PROMPT A: Please translate this sentence from the Ewing sarcoma abstract below into Spanish: "A better staging system is required for the international comparison of results."
PROMPT B: Repeat the passage of the Ewing sarcoma abstract below that starts at "Conclusions" and ends at "2002 Wiley-Liss, Inc.".

Localised Ewing sarcoma/PNET of bone—prognostic factors and international data comparison
Abstract
Background
To determine if the distribution of prognostic factors accounted for the differences when the outcome for localised Ewing Sarcoma/PNET bone in Saudi Arabia was compared with results from countries with well developed health care systems.
Procedure
Retrospective analysis was undertaken of 163 consecutive patients of all ages, treated with radical intent at KFSHRC from 1975 to 1998. Standard chemotherapy was commenced in all patients. The local treatment modality was resection ± radiation in 30% and radiation treatment alone in 67%. Size data were available for 51 patients treated from 1994 to 1998, inclusive. One third of these patients had tumors with volume >500 ml.
Results
Three year survival significantly increased with the year of diagnosis, 1975–1988 45%; 1989–1993 55%; and 1993–1998 63% (P = 0.006). Favorable prognostic factors were age ≤14 (P = 0.07); site, distal extremity, and skull (P = 0.08); and volume ≤ 200 ml (P = 0.06). Secondary prognostic factors were response to induction chemotherapy, both histological, 100% necrosis, (P = 0.04) and clinical CR+PR, (P = 0.02). From 1994 to 1998, 3 year survival for tumors in the distal extremity and skull was 80% and for small tumors, < 200 ml, at any site was 82%. In comparison, the 3 year survival for patients with tumors at any other sites was 60%, and for tumors >200 ml, 55%.
Conclusions
Overall survival progressively improved. From 1994 to 1998 the survival of patients with small tumors and/or favorable sites was similar to the best reported results. It was not possible to compare results by tumor size for large tumors, > 500 ml, due to the absence of data from elsewhere. A better staging system is required for the international comparison of results. Med Pediatr Oncol 2002;39:586–593. © 2002 Wiley-Liss, Inc.

SUPPLIED ENTRIES:
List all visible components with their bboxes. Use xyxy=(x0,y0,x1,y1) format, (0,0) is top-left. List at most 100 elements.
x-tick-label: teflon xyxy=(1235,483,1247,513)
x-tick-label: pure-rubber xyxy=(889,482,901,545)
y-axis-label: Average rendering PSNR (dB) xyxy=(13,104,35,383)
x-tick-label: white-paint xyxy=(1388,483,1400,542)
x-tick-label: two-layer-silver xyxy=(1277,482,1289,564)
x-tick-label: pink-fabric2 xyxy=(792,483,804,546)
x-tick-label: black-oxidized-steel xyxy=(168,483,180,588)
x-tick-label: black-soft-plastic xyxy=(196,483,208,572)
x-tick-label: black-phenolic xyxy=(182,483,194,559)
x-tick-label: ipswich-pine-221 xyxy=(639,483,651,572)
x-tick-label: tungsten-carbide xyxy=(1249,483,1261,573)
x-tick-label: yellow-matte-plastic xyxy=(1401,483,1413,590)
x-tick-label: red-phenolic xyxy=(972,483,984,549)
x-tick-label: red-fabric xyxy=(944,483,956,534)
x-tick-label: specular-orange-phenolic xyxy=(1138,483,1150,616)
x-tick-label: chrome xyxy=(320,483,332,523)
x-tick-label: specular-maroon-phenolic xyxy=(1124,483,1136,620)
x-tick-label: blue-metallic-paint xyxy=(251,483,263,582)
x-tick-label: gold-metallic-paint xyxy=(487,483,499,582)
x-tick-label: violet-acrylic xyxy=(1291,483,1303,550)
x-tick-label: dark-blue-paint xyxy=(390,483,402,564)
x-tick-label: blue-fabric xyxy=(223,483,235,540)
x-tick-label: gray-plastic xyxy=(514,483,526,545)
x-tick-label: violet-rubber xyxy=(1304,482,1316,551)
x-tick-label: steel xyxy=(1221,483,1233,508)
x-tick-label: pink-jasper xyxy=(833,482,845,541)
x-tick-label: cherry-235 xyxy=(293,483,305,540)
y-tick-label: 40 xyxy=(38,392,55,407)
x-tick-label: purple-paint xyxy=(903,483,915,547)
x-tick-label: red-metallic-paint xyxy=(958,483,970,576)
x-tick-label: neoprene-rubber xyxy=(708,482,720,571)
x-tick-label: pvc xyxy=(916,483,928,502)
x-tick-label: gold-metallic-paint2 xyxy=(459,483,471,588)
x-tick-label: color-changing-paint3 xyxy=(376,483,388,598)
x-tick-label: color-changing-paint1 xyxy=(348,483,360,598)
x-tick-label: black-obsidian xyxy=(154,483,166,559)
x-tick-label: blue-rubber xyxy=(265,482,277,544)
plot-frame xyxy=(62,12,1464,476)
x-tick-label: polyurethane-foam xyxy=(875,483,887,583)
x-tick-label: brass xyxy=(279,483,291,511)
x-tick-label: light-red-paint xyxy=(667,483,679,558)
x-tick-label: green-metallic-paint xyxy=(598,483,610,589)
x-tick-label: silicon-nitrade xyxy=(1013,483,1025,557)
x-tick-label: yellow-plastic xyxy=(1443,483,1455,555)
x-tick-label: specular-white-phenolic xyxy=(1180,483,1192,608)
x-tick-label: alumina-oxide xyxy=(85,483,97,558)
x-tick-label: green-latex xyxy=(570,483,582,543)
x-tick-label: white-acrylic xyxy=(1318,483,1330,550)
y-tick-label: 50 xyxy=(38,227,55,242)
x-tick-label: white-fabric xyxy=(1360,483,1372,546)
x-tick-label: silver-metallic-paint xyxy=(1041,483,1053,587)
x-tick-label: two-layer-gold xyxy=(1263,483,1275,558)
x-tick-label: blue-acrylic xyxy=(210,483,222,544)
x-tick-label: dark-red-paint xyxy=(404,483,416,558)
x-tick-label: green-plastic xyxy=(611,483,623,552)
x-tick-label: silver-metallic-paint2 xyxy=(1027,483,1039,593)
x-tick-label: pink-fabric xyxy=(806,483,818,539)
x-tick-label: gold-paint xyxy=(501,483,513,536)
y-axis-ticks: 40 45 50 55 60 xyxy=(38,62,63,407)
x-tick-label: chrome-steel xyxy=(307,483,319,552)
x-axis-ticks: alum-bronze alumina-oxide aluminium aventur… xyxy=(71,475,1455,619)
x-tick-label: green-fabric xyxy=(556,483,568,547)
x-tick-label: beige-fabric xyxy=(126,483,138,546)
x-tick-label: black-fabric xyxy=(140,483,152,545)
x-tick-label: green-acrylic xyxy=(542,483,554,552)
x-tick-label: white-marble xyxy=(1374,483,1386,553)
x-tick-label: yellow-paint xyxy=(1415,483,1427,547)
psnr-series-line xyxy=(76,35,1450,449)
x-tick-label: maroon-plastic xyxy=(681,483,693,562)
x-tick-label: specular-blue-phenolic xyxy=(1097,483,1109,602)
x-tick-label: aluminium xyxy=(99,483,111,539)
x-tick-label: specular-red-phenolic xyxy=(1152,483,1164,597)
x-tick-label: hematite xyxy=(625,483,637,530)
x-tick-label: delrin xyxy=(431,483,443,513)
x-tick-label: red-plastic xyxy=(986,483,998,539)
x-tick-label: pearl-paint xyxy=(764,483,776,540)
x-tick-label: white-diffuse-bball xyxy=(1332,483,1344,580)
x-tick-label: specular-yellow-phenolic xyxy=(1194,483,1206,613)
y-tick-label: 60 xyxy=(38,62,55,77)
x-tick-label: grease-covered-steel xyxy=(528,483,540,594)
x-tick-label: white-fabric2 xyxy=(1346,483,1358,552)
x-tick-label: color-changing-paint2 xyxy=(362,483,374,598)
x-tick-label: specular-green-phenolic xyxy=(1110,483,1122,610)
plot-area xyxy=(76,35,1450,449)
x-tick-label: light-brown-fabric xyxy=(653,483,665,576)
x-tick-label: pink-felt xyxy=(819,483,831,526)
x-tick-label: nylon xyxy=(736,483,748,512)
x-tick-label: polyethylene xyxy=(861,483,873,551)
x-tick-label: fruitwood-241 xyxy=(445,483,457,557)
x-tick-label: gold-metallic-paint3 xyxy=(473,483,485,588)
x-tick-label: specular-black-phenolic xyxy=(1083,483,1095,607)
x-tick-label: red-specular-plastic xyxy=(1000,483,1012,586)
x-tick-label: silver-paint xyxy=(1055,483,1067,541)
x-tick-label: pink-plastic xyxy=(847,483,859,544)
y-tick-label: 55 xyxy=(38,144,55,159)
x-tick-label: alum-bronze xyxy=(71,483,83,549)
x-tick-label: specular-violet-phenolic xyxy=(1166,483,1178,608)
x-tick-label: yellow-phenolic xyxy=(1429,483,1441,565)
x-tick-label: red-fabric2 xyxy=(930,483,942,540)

RESPONSE BOX A: Se requiere un mejor sistema de estadificación para la comparación internacional de resultados.

RESPONSE BOX B:
Conclusions
Overall survival progressively improved. From 1994 to 1998 the survival of patients with small tumors and/or favorable sites was similar to the best reported results. It was not possible to compare results by tumor size for large tumors, > 500 ml, due to the absence of data from elsewhere. A better staging system is required for the international comparison of results. Med Pediatr Oncol 2002;39:586–593. © 2002 Wiley-Liss, Inc.